● **Task prompt**
Return each line of the records holding the string "Actionable".

════

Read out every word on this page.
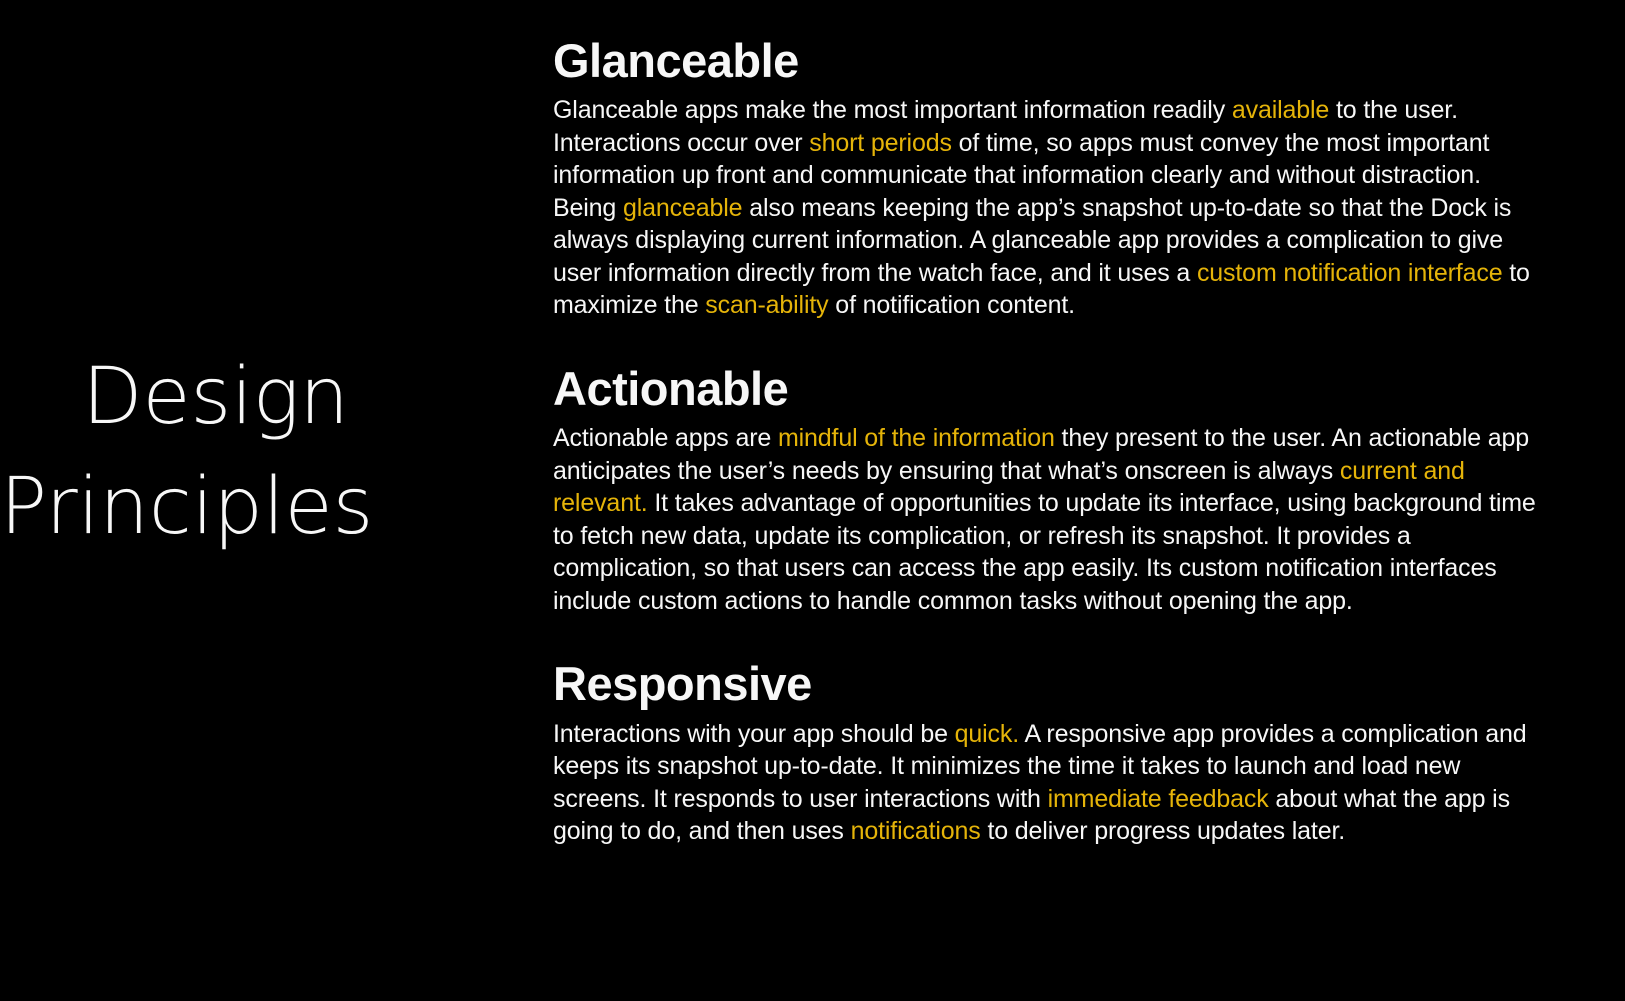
Design
Principles
Glanceable

Glanceable apps make the most important information readily available to the user. Interactions occur over short periods of time, so apps must convey the most important information up front and communicate that information clearly and without distraction. Being glanceable also means keeping the app’s snapshot up-to-date so that the Dock is always displaying current information. A glanceable app provides a complication to give user information directly from the watch face, and it uses a custom notification interface to maximize the scan-ability of notification content.

Actionable

Actionable apps are mindful of the information they present to the user. An actionable app anticipates the user’s needs by ensuring that what’s onscreen is always current and relevant. It takes advantage of opportunities to update its interface, using background time to fetch new data, update its complication, or refresh its snapshot. It provides a complication, so that users can access the app easily. Its custom notification interfaces include custom actions to handle common tasks without opening the app.

Responsive

Interactions with your app should be quick. A responsive app provides a complication and keeps its snapshot up-to-date. It minimizes the time it takes to launch and load new screens. It responds to user interactions with immediate feedback about what the app is going to do, and then uses notifications to deliver progress updates later.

════

● **The reply**
Actionable
Actionable apps are mindful of the information they present to the user. An actionable app anticipates the user’s needs by ensuring that what’s onscreen is always current and relevant. It takes advantage of opportunities to update its interface, using background time to fetch new data, update its complication, or refresh its snapshot. It provides a complication, so that users can access the app easily. Its custom notification interfaces include custom actions to handle common tasks without opening the app.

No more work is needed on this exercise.